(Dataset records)

— begin —

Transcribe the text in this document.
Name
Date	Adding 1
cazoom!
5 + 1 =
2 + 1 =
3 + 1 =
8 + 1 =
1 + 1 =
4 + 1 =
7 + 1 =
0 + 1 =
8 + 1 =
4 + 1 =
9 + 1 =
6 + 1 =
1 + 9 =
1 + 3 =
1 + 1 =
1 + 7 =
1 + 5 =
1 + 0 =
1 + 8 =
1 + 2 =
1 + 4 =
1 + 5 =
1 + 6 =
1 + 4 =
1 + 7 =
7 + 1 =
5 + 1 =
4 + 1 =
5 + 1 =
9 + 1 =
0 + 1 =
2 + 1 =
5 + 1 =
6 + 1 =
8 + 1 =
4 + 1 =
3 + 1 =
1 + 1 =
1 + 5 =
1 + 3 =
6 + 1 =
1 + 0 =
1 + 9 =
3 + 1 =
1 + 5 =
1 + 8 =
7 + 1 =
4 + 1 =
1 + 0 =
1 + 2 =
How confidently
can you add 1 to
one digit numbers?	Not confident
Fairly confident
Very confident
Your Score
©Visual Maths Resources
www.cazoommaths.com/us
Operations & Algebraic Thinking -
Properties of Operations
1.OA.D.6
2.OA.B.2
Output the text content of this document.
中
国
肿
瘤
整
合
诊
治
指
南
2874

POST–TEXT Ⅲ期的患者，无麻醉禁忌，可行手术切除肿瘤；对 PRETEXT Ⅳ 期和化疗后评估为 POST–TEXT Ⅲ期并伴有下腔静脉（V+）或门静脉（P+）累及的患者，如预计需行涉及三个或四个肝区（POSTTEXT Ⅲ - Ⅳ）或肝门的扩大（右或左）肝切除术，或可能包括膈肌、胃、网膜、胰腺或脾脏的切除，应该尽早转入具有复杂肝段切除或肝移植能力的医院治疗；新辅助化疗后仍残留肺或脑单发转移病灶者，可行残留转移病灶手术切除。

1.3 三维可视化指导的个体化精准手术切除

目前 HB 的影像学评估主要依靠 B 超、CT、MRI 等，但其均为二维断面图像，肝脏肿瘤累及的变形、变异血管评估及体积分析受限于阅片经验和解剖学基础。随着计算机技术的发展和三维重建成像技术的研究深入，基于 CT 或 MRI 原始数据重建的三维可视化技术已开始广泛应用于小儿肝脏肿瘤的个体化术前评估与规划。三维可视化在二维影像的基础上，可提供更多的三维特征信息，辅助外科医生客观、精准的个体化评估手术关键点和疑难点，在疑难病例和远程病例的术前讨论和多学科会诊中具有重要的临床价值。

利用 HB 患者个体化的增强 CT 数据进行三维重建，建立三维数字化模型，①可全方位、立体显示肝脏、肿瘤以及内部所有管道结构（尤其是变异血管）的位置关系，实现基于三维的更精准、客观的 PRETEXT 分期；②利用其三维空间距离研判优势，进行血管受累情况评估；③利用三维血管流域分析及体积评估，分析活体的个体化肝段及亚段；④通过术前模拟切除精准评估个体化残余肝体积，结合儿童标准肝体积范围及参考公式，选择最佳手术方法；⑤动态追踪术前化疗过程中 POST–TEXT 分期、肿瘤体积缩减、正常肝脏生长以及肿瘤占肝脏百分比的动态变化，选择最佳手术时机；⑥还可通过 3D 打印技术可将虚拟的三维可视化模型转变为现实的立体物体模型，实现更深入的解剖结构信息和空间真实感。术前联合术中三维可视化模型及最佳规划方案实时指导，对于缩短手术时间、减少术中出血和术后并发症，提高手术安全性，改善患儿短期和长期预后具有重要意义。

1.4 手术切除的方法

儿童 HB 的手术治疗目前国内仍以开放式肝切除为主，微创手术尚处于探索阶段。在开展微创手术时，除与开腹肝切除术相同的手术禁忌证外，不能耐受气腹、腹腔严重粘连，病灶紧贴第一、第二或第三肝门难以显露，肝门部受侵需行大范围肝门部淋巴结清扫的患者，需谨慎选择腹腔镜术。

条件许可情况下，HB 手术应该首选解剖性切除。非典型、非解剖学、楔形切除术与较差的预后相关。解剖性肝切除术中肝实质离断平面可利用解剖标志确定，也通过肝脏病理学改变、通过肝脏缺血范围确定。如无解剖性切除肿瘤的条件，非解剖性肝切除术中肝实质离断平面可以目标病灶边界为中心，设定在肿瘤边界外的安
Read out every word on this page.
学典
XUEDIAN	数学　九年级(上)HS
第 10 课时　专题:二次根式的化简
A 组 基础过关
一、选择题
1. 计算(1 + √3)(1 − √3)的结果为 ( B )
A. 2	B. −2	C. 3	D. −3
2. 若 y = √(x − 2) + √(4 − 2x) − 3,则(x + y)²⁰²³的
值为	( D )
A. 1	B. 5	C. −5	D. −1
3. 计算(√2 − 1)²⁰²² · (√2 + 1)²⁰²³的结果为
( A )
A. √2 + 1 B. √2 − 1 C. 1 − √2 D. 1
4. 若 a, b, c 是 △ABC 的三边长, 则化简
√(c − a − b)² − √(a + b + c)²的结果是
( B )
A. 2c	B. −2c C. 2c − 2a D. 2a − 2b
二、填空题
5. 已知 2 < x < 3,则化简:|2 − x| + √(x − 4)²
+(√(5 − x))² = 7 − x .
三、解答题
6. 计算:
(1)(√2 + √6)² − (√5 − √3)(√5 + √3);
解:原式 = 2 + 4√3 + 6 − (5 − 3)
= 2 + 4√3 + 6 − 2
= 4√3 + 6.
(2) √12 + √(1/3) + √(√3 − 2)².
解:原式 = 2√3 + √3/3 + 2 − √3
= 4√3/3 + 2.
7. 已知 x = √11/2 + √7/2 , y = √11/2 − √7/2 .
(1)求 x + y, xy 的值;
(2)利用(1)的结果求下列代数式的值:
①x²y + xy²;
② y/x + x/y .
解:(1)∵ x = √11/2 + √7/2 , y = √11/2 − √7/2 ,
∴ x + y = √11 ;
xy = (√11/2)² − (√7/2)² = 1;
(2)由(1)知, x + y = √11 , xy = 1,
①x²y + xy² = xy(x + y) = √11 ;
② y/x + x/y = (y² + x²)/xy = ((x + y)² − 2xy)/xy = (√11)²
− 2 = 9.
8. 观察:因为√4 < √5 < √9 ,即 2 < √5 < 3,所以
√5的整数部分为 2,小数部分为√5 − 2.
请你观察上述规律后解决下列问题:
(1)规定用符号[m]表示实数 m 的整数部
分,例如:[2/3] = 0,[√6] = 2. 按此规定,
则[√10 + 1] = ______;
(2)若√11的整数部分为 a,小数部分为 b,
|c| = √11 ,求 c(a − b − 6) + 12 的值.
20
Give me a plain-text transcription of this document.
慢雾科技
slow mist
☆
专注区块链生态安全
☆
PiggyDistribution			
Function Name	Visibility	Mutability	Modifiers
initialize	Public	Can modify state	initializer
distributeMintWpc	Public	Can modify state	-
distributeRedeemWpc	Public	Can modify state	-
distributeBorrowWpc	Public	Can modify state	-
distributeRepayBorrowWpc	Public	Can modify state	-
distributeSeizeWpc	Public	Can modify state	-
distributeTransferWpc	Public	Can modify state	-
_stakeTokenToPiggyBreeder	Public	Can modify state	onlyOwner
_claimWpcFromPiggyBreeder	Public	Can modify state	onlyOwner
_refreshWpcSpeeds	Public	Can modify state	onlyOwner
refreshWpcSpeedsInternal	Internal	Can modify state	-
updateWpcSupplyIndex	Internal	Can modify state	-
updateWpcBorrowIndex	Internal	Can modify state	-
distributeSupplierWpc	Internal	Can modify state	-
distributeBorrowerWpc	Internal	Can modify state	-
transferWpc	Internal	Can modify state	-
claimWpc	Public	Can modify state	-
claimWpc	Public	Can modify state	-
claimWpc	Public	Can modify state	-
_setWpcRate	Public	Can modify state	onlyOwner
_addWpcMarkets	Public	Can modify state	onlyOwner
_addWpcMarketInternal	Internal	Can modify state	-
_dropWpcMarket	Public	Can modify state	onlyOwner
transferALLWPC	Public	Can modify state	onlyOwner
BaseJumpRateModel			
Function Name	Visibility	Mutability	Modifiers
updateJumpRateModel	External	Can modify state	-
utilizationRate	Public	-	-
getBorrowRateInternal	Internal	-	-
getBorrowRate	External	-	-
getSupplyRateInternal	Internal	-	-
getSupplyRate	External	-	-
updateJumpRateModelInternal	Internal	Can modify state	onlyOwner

— end —

▸ What to do: Go through the material and copy out every line with "this" in it.

▸ The output:
Transcribe the text in this document.
Output the text content of this document.
Read out every word on this page.
Give me a plain-text transcription of this document.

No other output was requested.